Aim.
Extract each line holding the word "imgyukle" from the entries.
======== Raw records ========
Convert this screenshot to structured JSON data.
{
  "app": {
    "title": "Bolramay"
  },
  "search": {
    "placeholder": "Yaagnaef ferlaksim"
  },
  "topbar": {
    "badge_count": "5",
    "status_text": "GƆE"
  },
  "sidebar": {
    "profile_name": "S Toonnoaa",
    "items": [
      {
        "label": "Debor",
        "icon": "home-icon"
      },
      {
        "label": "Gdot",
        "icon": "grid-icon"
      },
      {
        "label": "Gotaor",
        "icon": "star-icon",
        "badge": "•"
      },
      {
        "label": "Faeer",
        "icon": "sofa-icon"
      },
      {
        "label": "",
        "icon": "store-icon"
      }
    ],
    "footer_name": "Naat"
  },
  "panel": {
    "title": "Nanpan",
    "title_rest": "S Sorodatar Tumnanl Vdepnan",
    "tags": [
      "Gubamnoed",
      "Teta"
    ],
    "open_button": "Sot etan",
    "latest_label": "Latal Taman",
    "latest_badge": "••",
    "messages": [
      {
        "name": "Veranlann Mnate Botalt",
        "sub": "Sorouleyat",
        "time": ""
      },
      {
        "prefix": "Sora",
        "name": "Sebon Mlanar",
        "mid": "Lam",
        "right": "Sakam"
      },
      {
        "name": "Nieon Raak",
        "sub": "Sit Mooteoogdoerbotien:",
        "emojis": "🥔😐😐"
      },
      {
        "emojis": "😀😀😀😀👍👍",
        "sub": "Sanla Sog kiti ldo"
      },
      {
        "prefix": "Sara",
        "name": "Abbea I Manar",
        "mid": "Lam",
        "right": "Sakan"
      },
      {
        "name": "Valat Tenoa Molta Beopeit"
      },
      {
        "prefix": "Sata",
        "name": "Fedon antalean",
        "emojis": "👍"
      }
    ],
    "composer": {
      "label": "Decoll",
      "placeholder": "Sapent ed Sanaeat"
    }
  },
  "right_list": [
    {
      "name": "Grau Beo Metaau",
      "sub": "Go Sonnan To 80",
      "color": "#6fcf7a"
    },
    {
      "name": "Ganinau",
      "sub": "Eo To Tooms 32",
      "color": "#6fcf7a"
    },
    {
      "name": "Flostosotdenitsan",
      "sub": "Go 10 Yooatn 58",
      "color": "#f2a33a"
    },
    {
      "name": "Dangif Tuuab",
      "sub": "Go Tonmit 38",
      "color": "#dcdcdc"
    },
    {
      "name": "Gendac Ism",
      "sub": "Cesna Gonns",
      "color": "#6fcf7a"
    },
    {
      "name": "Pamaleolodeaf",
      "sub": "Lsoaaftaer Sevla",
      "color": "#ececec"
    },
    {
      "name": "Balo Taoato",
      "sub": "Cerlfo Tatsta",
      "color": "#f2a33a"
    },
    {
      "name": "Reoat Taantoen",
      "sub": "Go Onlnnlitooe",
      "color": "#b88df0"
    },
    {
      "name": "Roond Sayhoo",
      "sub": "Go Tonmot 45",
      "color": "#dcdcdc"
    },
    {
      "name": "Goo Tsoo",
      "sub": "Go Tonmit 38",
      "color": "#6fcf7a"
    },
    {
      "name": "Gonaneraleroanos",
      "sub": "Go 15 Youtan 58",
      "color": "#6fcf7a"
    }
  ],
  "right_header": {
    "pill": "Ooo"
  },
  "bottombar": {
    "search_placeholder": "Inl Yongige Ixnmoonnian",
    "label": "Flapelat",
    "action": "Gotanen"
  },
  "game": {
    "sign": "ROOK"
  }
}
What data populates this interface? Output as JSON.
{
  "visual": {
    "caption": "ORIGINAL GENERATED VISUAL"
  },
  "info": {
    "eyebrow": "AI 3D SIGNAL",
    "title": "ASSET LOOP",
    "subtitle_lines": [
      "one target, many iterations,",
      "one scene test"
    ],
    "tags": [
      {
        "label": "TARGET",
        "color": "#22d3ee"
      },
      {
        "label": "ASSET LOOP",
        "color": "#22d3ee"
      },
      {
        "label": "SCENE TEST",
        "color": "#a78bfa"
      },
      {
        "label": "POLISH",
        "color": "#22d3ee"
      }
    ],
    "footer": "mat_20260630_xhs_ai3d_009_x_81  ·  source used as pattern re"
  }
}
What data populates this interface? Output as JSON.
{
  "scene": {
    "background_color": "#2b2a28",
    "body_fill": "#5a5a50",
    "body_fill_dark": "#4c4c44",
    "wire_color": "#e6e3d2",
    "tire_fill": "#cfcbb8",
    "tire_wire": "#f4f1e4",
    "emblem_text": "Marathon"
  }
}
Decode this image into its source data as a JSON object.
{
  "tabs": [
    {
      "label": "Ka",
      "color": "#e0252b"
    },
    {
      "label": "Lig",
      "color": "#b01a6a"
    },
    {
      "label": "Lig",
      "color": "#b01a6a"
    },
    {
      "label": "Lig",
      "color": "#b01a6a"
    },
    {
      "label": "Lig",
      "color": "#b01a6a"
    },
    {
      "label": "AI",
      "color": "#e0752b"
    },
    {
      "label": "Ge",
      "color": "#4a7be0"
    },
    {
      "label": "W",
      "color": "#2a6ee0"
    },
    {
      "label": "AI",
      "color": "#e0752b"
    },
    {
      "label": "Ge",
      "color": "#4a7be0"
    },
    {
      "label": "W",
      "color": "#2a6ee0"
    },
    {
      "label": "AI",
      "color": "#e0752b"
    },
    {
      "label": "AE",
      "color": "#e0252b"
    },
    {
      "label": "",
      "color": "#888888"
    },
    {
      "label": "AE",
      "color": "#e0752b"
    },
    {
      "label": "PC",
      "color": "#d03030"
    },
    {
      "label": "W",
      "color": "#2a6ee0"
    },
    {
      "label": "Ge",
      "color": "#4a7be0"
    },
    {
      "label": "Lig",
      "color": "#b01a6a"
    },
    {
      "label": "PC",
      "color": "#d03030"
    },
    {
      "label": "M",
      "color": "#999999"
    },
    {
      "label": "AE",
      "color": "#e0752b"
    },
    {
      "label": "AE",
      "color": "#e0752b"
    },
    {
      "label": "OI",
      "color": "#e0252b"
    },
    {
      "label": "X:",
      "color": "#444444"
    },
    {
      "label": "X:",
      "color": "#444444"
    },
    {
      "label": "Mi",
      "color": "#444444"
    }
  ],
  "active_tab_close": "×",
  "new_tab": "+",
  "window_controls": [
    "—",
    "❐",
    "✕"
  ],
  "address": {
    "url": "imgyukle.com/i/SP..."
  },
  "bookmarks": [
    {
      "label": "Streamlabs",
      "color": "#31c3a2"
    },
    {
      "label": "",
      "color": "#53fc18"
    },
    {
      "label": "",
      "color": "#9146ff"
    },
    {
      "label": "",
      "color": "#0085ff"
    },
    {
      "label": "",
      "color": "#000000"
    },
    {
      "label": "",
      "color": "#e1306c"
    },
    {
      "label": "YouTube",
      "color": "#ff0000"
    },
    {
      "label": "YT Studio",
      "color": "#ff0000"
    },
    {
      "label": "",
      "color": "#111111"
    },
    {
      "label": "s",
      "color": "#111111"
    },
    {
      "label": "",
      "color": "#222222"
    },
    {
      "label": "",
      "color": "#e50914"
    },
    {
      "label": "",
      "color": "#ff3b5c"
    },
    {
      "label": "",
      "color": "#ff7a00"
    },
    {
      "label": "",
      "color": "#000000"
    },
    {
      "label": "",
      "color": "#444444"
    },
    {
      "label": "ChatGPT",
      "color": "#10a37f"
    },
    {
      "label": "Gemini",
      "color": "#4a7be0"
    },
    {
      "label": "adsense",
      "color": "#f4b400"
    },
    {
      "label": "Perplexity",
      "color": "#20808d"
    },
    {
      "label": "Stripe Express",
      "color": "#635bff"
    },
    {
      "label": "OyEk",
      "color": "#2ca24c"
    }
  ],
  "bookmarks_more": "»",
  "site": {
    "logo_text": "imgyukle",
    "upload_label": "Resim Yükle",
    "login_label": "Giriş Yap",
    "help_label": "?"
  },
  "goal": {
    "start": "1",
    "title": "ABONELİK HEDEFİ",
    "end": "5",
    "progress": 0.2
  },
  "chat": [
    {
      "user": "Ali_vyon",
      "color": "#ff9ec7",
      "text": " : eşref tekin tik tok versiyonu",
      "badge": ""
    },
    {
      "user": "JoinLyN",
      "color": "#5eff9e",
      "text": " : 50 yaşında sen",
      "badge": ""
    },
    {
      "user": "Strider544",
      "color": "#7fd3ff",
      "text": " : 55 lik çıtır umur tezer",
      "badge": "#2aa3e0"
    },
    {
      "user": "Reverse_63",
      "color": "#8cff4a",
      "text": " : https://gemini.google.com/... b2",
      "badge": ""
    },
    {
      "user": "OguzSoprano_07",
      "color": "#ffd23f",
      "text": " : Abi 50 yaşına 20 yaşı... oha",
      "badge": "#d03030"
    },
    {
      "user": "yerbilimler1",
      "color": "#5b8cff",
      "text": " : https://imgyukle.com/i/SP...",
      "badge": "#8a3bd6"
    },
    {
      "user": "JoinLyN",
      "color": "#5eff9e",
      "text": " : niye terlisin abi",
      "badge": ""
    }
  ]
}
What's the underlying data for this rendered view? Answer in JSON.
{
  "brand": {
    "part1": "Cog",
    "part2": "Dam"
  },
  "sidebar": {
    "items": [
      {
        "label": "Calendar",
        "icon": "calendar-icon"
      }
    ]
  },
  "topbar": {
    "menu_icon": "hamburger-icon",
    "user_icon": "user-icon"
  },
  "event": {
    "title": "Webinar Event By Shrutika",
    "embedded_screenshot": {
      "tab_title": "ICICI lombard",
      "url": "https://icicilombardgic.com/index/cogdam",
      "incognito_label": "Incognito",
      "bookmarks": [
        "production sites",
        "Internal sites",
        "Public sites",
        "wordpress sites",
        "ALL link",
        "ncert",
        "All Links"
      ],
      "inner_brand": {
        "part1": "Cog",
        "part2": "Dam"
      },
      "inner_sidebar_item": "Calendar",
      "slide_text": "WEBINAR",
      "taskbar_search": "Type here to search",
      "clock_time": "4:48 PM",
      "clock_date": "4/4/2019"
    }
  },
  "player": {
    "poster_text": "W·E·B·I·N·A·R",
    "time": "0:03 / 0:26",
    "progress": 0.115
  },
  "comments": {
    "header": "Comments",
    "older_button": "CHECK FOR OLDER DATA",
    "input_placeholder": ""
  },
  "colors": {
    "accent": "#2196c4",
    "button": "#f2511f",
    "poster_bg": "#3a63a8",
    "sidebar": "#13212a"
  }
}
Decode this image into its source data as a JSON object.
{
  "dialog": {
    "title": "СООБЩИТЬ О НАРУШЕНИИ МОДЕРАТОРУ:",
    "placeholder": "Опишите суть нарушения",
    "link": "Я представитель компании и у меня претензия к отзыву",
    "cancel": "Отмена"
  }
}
========
Solution for this problem.
    "url": "imgyukle.com/i/SP..."
    "logo_text": "imgyukle",
      "text": " : https://imgyukle.com/i/SP...",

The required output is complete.